- Set exercise -
Restate each line of the listing exactly, without carrying over any pictures.

- Supplied records -
-=-=-

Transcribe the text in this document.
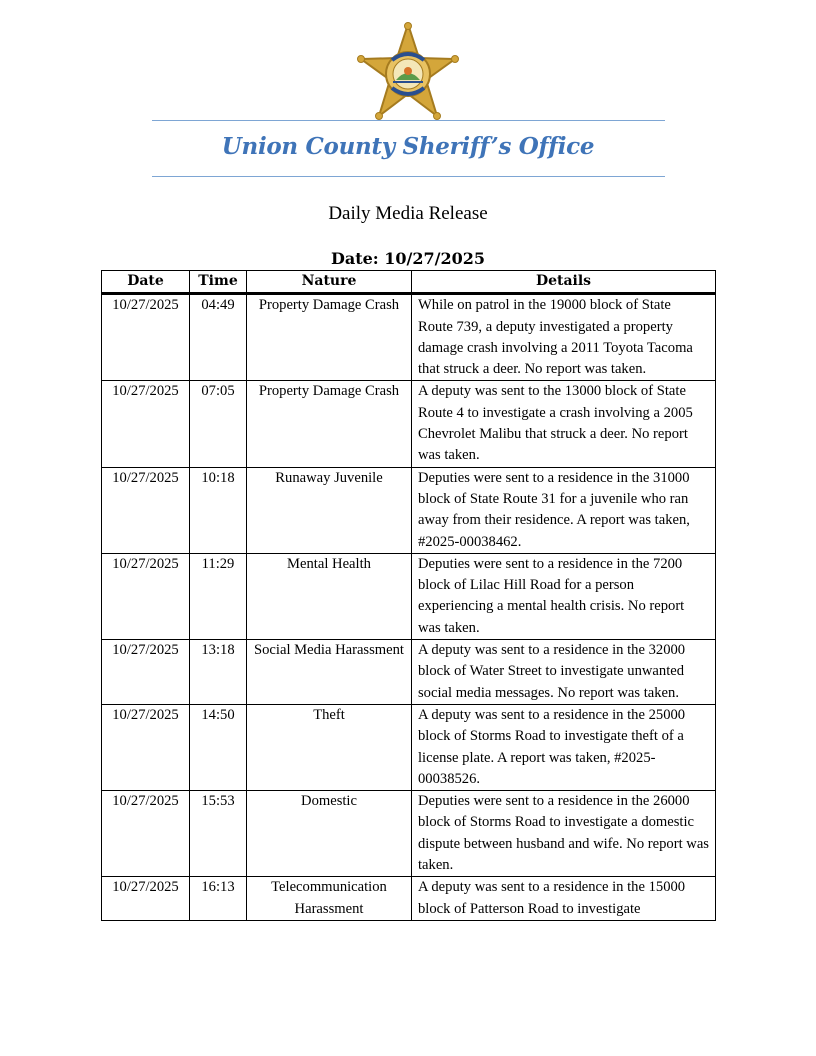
Union County Sheriff’s Office
Daily Media Release
Date: 10/27/2025
Date	Time	Nature	Details
10/27/2025	04:49	Property Damage Crash	While on patrol in the 19000 block of State Route 739, a deputy investigated a property damage crash involving a 2011 Toyota Tacoma that struck a deer. No report was taken.
10/27/2025	07:05	Property Damage Crash	A deputy was sent to the 13000 block of State Route 4 to investigate a crash involving a 2005 Chevrolet Malibu that struck a deer. No report was taken.
10/27/2025	10:18	Runaway Juvenile	Deputies were sent to a residence in the 31000 block of State Route 31 for a juvenile who ran away from their residence. A report was taken, #2025-00038462.
10/27/2025	11:29	Mental Health	Deputies were sent to a residence in the 7200 block of Lilac Hill Road for a person experiencing a mental health crisis. No report was taken.
10/27/2025	13:18	Social Media Harassment	A deputy was sent to a residence in the 32000 block of Water Street to investigate unwanted social media messages. No report was taken.
10/27/2025	14:50	Theft	A deputy was sent to a residence in the 25000 block of Storms Road to investigate theft of a license plate. A report was taken, #2025-00038526.
10/27/2025	15:53	Domestic	Deputies were sent to a residence in the 26000 block of Storms Road to investigate a domestic dispute between husband and wife. No report was taken.
10/27/2025	16:13	Telecommunication Harassment	A deputy was sent to a residence in the 15000 block of Patterson Road to investigate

-=-=-

- Result of the task -
Transcribe the text in this document.
Union County Sheriff’s Office
Daily Media Release
Date: 10/27/2025
Date	Time	Nature	Details
10/27/2025	04:49	Property Damage Crash	While on patrol in the 19000 block of State Route 739, a deputy investigated a property damage crash involving a 2011 Toyota Tacoma that struck a deer. No report was taken.
10/27/2025	07:05	Property Damage Crash	A deputy was sent to the 13000 block of State Route 4 to investigate a crash involving a 2005 Chevrolet Malibu that struck a deer. No report was taken.
10/27/2025	10:18	Runaway Juvenile	Deputies were sent to a residence in the 31000 block of State Route 31 for a juvenile who ran away from their residence. A report was taken, #2025-00038462.
10/27/2025	11:29	Mental Health	Deputies were sent to a residence in the 7200 block of Lilac Hill Road for a person experiencing a mental health crisis. No report was taken.
10/27/2025	13:18	Social Media Harassment	A deputy was sent to a residence in the 32000 block of Water Street to investigate unwanted social media messages. No report was taken.
10/27/2025	14:50	Theft	A deputy was sent to a residence in the 25000 block of Storms Road to investigate theft of a license plate. A report was taken, #2025-00038526.
10/27/2025	15:53	Domestic	Deputies were sent to a residence in the 26000 block of Storms Road to investigate a domestic dispute between husband and wife. No report was taken.
10/27/2025	16:13	Telecommunication Harassment	A deputy was sent to a residence in the 15000 block of Patterson Road to investigate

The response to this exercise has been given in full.